- _DIRECTION_
Count each line below that has "amount" anywhere in it. Answer with the total alone.

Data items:

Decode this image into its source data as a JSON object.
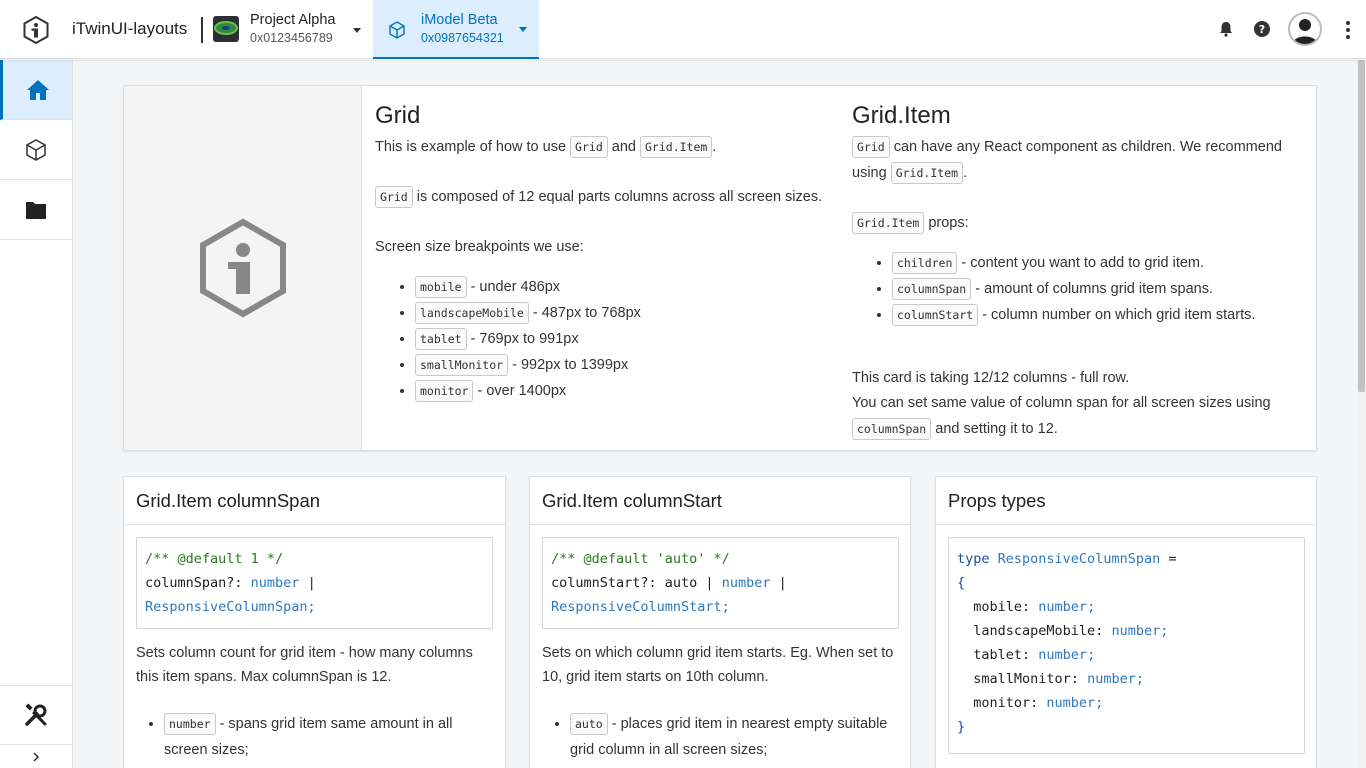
{
  "header": {
    "app_title": "iTwinUI-layouts",
    "project": {
      "name": "Project Alpha",
      "id": "0x0123456789"
    },
    "imodel": {
      "name": "iModel Beta",
      "id": "0x0987654321"
    },
    "icons": [
      "notification-bell-icon",
      "help-icon",
      "user-avatar",
      "more-options-icon"
    ]
  },
  "sidenav": {
    "items": [
      "home-icon",
      "model-cube-icon",
      "folder-icon"
    ],
    "bottom": "tools-icon",
    "expand": "chevron-right-icon"
  },
  "main_card": {
    "grid": {
      "title": "Grid",
      "intro_pre": "This is example of how to use ",
      "intro_code1": "Grid",
      "intro_mid": " and ",
      "intro_code2": "Grid.Item",
      "intro_post": ".",
      "composed_code": "Grid",
      "composed_text": " is composed of 12 equal parts columns across all screen sizes.",
      "breakpoints_title": "Screen size breakpoints we use:",
      "breakpoints": [
        {
          "code": "mobile",
          "text": " - under 486px"
        },
        {
          "code": "landscapeMobile",
          "text": " - 487px to 768px"
        },
        {
          "code": "tablet",
          "text": " - 769px to 991px"
        },
        {
          "code": "smallMonitor",
          "text": " - 992px to 1399px"
        },
        {
          "code": "monitor",
          "text": " - over 1400px"
        }
      ]
    },
    "grid_item": {
      "title": "Grid.Item",
      "p1_code": "Grid",
      "p1_text": " can have any React component as children. We recommend using ",
      "p1_code2": "Grid.Item",
      "p1_post": ".",
      "props_code": "Grid.Item",
      "props_text": " props:",
      "props": [
        {
          "code": "children",
          "text": " - content you want to add to grid item."
        },
        {
          "code": "columnSpan",
          "text": " - amount of columns grid item spans."
        },
        {
          "code": "columnStart",
          "text": " - column number on which grid item starts."
        }
      ],
      "footer1": "This card is taking 12/12 columns - full row.",
      "footer2": "You can set same value of column span for all screen sizes using ",
      "footer_code": "columnSpan",
      "footer_post": " and setting it to 12."
    }
  },
  "cards": {
    "column_span": {
      "title": "Grid.Item columnSpan",
      "code_comment": "/** @default 1 */",
      "code_prop": "columnSpan?: ",
      "code_num": "number",
      "code_pipe": " |",
      "code_type": "ResponsiveColumnSpan;",
      "desc": "Sets column count for grid item - how many columns this item spans. Max columnSpan is 12.",
      "list": [
        {
          "code": "number",
          "text": " - spans grid item same amount in all screen sizes;"
        }
      ]
    },
    "column_start": {
      "title": "Grid.Item columnStart",
      "code_comment": "/** @default 'auto' */",
      "code_prop": "columnStart?: auto | ",
      "code_num": "number",
      "code_pipe": " |",
      "code_type": "ResponsiveColumnStart;",
      "desc": "Sets on which column grid item starts. Eg. When set to 10, grid item starts on 10th column.",
      "list": [
        {
          "code": "auto",
          "text": " - places grid item in nearest empty suitable grid column in all screen sizes;"
        }
      ]
    },
    "props_types": {
      "title": "Props types",
      "kw": "type",
      "type_name": "ResponsiveColumnSpan",
      "eq": " =",
      "open": "{",
      "fields": [
        {
          "name": "mobile: ",
          "type": "number;"
        },
        {
          "name": "landscapeMobile: ",
          "type": "number;"
        },
        {
          "name": "tablet: ",
          "type": "number;"
        },
        {
          "name": "smallMonitor: ",
          "type": "number;"
        },
        {
          "name": "monitor: ",
          "type": "number;"
        }
      ],
      "close": "}"
    }
  },
  "colors": {
    "accent": "#0073ba",
    "accent_bg": "#dceefd",
    "page_bg": "#f4f5f6"
  }
}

- _FINISHED EXERCISE_
2